═══ DATASET EXTRACT

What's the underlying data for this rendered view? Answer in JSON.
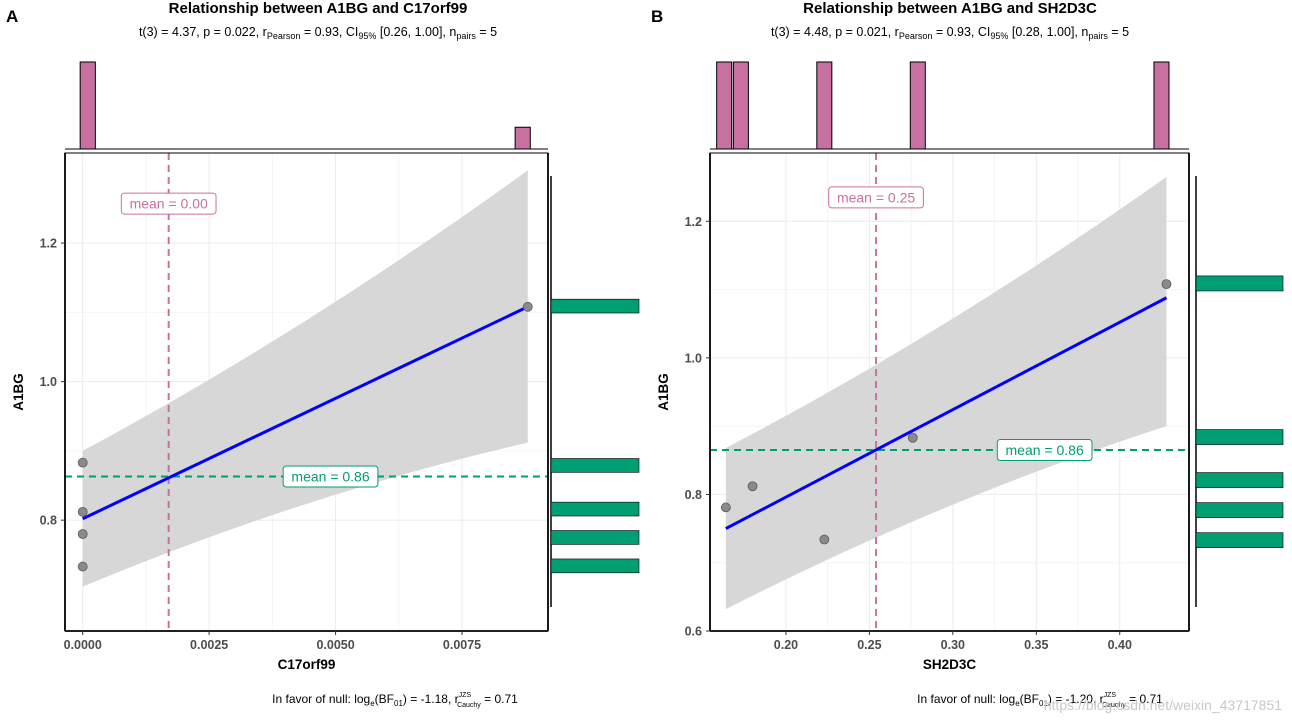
{
  "watermark": "https://blog.csdn.net/weixin_43717851",
  "colors": {
    "x_marginal": "#c870a0",
    "y_marginal": "#009e73",
    "fit_line": "#0000ff",
    "ci_band": "#d3d3d3",
    "points": "#8a8a8a",
    "grid": "#ebebeb"
  },
  "chart_data": [
    {
      "type": "scatter",
      "panel_label": "A",
      "title": "Relationship between A1BG and C17orf99",
      "subtitle": {
        "stat": "t(3) = 4.37, p  = 0.022, r",
        "r_sub": "Pearson",
        "r_val": " = 0.93, CI",
        "ci_sub": "95%",
        "ci_val": " [0.26, 1.00], n",
        "n_sub": "pairs",
        "n_val": " = 5"
      },
      "xlabel": "C17orf99",
      "ylabel": "A1BG",
      "xlim": [
        -0.00035,
        0.0092
      ],
      "ylim": [
        0.64,
        1.33
      ],
      "xticks": [
        0.0,
        0.0025,
        0.005,
        0.0075
      ],
      "xtick_labels": [
        "0.0000",
        "0.0025",
        "0.0050",
        "0.0075"
      ],
      "yticks": [
        0.8,
        1.0,
        1.2
      ],
      "ytick_labels": [
        "0.8",
        "1.0",
        "1.2"
      ],
      "points": [
        {
          "x": 0.0,
          "y": 0.883
        },
        {
          "x": 0.0,
          "y": 0.812
        },
        {
          "x": 0.0,
          "y": 0.78
        },
        {
          "x": 0.0,
          "y": 0.733
        },
        {
          "x": 0.0088,
          "y": 1.108
        }
      ],
      "fit": {
        "x0": 0.0,
        "y0": 0.802,
        "x1": 0.0088,
        "y1": 1.108
      },
      "ci_band": {
        "x": [
          0.0,
          0.0088
        ],
        "upper": [
          0.9,
          1.305
        ],
        "lower": [
          0.704,
          0.912
        ]
      },
      "x_mean": {
        "value": 0.0017,
        "label": "mean = 0.00",
        "label_y": 1.257
      },
      "y_mean": {
        "value": 0.863,
        "label": "mean = 0.86",
        "label_x": 0.0049
      },
      "x_hist": {
        "counts": [
          4,
          1
        ],
        "bin_edges": [
          [
            -5e-05,
            0.00025
          ],
          [
            0.00855,
            0.00885
          ]
        ]
      },
      "y_hist": {
        "bins": [
          [
            0.724,
            0.744,
            1
          ],
          [
            0.765,
            0.785,
            1
          ],
          [
            0.806,
            0.826,
            1
          ],
          [
            0.869,
            0.889,
            1
          ],
          [
            1.099,
            1.119,
            1
          ]
        ]
      },
      "caption": {
        "pre": "In favor of null: log",
        "e_sub": "e",
        "bf": "(BF",
        "bf_sub": "01",
        "mid": ") = -1.18, r",
        "r_sup": "JZS",
        "r_sub": "Cauchy",
        "val": " = 0.71"
      }
    },
    {
      "type": "scatter",
      "panel_label": "B",
      "title": "Relationship between A1BG and SH2D3C",
      "subtitle": {
        "stat": "t(3) = 4.48, p  = 0.021, r",
        "r_sub": "Pearson",
        "r_val": " = 0.93, CI",
        "ci_sub": "95%",
        "ci_val": " [0.28, 1.00], n",
        "n_sub": "pairs",
        "n_val": " = 5"
      },
      "xlabel": "SH2D3C",
      "ylabel": "A1BG",
      "xlim": [
        0.1545,
        0.4415
      ],
      "ylim": [
        0.6,
        1.3
      ],
      "xticks": [
        0.2,
        0.25,
        0.3,
        0.35,
        0.4
      ],
      "xtick_labels": [
        "0.20",
        "0.25",
        "0.30",
        "0.35",
        "0.40"
      ],
      "yticks": [
        0.6,
        0.8,
        1.0,
        1.2
      ],
      "ytick_labels": [
        "0.6",
        "0.8",
        "1.0",
        "1.2"
      ],
      "points": [
        {
          "x": 0.164,
          "y": 0.781
        },
        {
          "x": 0.18,
          "y": 0.812
        },
        {
          "x": 0.223,
          "y": 0.734
        },
        {
          "x": 0.276,
          "y": 0.883
        },
        {
          "x": 0.428,
          "y": 1.108
        }
      ],
      "fit": {
        "x0": 0.164,
        "y0": 0.75,
        "x1": 0.428,
        "y1": 1.088
      },
      "ci_band": {
        "x": [
          0.164,
          0.428
        ],
        "upper": [
          0.868,
          1.265
        ],
        "lower": [
          0.632,
          0.9
        ]
      },
      "x_mean": {
        "value": 0.254,
        "label": "mean = 0.25",
        "label_y": 1.235
      },
      "y_mean": {
        "value": 0.865,
        "label": "mean = 0.86",
        "label_x": 0.355
      },
      "x_hist": {
        "counts": [
          1,
          1,
          1,
          1,
          1
        ],
        "bin_edges": [
          [
            0.1585,
            0.1675
          ],
          [
            0.1685,
            0.1775
          ],
          [
            0.2185,
            0.2275
          ],
          [
            0.2745,
            0.2835
          ],
          [
            0.4205,
            0.4295
          ]
        ]
      },
      "y_hist": {
        "bins": [
          [
            0.722,
            0.744,
            1
          ],
          [
            0.766,
            0.788,
            1
          ],
          [
            0.81,
            0.832,
            1
          ],
          [
            0.873,
            0.895,
            1
          ],
          [
            1.098,
            1.12,
            1
          ]
        ]
      },
      "caption": {
        "pre": "In favor of null: log",
        "e_sub": "e",
        "bf": "(BF",
        "bf_sub": "01",
        "mid": ") = -1.20, r",
        "r_sup": "JZS",
        "r_sub": "Cauchy",
        "val": " = 0.71"
      }
    }
  ]
}
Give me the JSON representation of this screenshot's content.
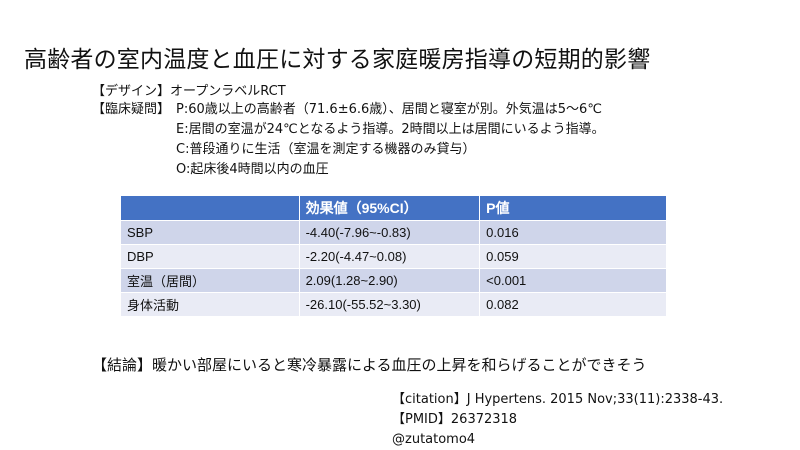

══════

- **WORK REQUIRED**
Give the entries again without a single change, but with no pictures.

- **THE ANSWER**
What's the underlying data for this rendered view? Answer in JSON.
{
  "watermark": "https://blog.csdn.net/weixin_43717851",
  "colors": {
    "x_marginal": "#c870a0",
    "y_marginal": "#009e73",
    "fit_line": "#0000ff",
    "ci_band": "#d3d3d3",
    "points": "#8a8a8a",
    "grid": "#ebebeb"
  },
  "chart_data": [
    {
      "type": "scatter",
      "panel_label": "A",
      "title": "Relationship between A1BG and C17orf99",
      "subtitle": {
        "stat": "t(3) = 4.37, p  = 0.022, r",
        "r_sub": "Pearson",
        "r_val": " = 0.93, CI",
        "ci_sub": "95%",
        "ci_val": " [0.26, 1.00], n",
        "n_sub": "pairs",
        "n_val": " = 5"
      },
      "xlabel": "C17orf99",
      "ylabel": "A1BG",
      "xlim": [
        -0.00035,
        0.0092
      ],
      "ylim": [
        0.64,
        1.33
      ],
      "xticks": [
        0.0,
        0.0025,
        0.005,
        0.0075
      ],
      "xtick_labels": [
        "0.0000",
        "0.0025",
        "0.0050",
        "0.0075"
      ],
      "yticks": [
        0.8,
        1.0,
        1.2
      ],
      "ytick_labels": [
        "0.8",
        "1.0",
        "1.2"
      ],
      "points": [
        {
          "x": 0.0,
          "y": 0.883
        },
        {
          "x": 0.0,
          "y": 0.812
        },
        {
          "x": 0.0,
          "y": 0.78
        },
        {
          "x": 0.0,
          "y": 0.733
        },
        {
          "x": 0.0088,
          "y": 1.108
        }
      ],
      "fit": {
        "x0": 0.0,
        "y0": 0.802,
        "x1": 0.0088,
        "y1": 1.108
      },
      "ci_band": {
        "x": [
          0.0,
          0.0088
        ],
        "upper": [
          0.9,
          1.305
        ],
        "lower": [
          0.704,
          0.912
        ]
      },
      "x_mean": {
        "value": 0.0017,
        "label": "mean = 0.00",
        "label_y": 1.257
      },
      "y_mean": {
        "value": 0.863,
        "label": "mean = 0.86",
        "label_x": 0.0049
      },
      "x_hist": {
        "counts": [
          4,
          1
        ],
        "bin_edges": [
          [
            -5e-05,
            0.00025
          ],
          [
            0.00855,
            0.00885
          ]
        ]
      },
      "y_hist": {
        "bins": [
          [
            0.724,
            0.744,
            1
          ],
          [
            0.765,
            0.785,
            1
          ],
          [
            0.806,
            0.826,
            1
          ],
          [
            0.869,
            0.889,
            1
          ],
          [
            1.099,
            1.119,
            1
          ]
        ]
      },
      "caption": {
        "pre": "In favor of null: log",
        "e_sub": "e",
        "bf": "(BF",
        "bf_sub": "01",
        "mid": ") = -1.18, r",
        "r_sup": "JZS",
        "r_sub": "Cauchy",
        "val": " = 0.71"
      }
    },
    {
      "type": "scatter",
      "panel_label": "B",
      "title": "Relationship between A1BG and SH2D3C",
      "subtitle": {
        "stat": "t(3) = 4.48, p  = 0.021, r",
        "r_sub": "Pearson",
        "r_val": " = 0.93, CI",
        "ci_sub": "95%",
        "ci_val": " [0.28, 1.00], n",
        "n_sub": "pairs",
        "n_val": " = 5"
      },
      "xlabel": "SH2D3C",
      "ylabel": "A1BG",
      "xlim": [
        0.1545,
        0.4415
      ],
      "ylim": [
        0.6,
        1.3
      ],
      "xticks": [
        0.2,
        0.25,
        0.3,
        0.35,
        0.4
      ],
      "xtick_labels": [
        "0.20",
        "0.25",
        "0.30",
        "0.35",
        "0.40"
      ],
      "yticks": [
        0.6,
        0.8,
        1.0,
        1.2
      ],
      "ytick_labels": [
        "0.6",
        "0.8",
        "1.0",
        "1.2"
      ],
      "points": [
        {
          "x": 0.164,
          "y": 0.781
        },
        {
          "x": 0.18,
          "y": 0.812
        },
        {
          "x": 0.223,
          "y": 0.734
        },
        {
          "x": 0.276,
          "y": 0.883
        },
        {
          "x": 0.428,
          "y": 1.108
        }
      ],
      "fit": {
        "x0": 0.164,
        "y0": 0.75,
        "x1": 0.428,
        "y1": 1.088
      },
      "ci_band": {
        "x": [
          0.164,
          0.428
        ],
        "upper": [
          0.868,
          1.265
        ],
        "lower": [
          0.632,
          0.9
        ]
      },
      "x_mean": {
        "value": 0.254,
        "label": "mean = 0.25",
        "label_y": 1.235
      },
      "y_mean": {
        "value": 0.865,
        "label": "mean = 0.86",
        "label_x": 0.355
      },
      "x_hist": {
        "counts": [
          1,
          1,
          1,
          1,
          1
        ],
        "bin_edges": [
          [
            0.1585,
            0.1675
          ],
          [
            0.1685,
            0.1775
          ],
          [
            0.2185,
            0.2275
          ],
          [
            0.2745,
            0.2835
          ],
          [
            0.4205,
            0.4295
          ]
        ]
      },
      "y_hist": {
        "bins": [
          [
            0.722,
            0.744,
            1
          ],
          [
            0.766,
            0.788,
            1
          ],
          [
            0.81,
            0.832,
            1
          ],
          [
            0.873,
            0.895,
            1
          ],
          [
            1.098,
            1.12,
            1
          ]
        ]
      },
      "caption": {
        "pre": "In favor of null: log",
        "e_sub": "e",
        "bf": "(BF",
        "bf_sub": "01",
        "mid": ") = -1.20, r",
        "r_sup": "JZS",
        "r_sub": "Cauchy",
        "val": " = 0.71"
      }
    }
  ]
}
Give me the JSON representation of this screenshot's content.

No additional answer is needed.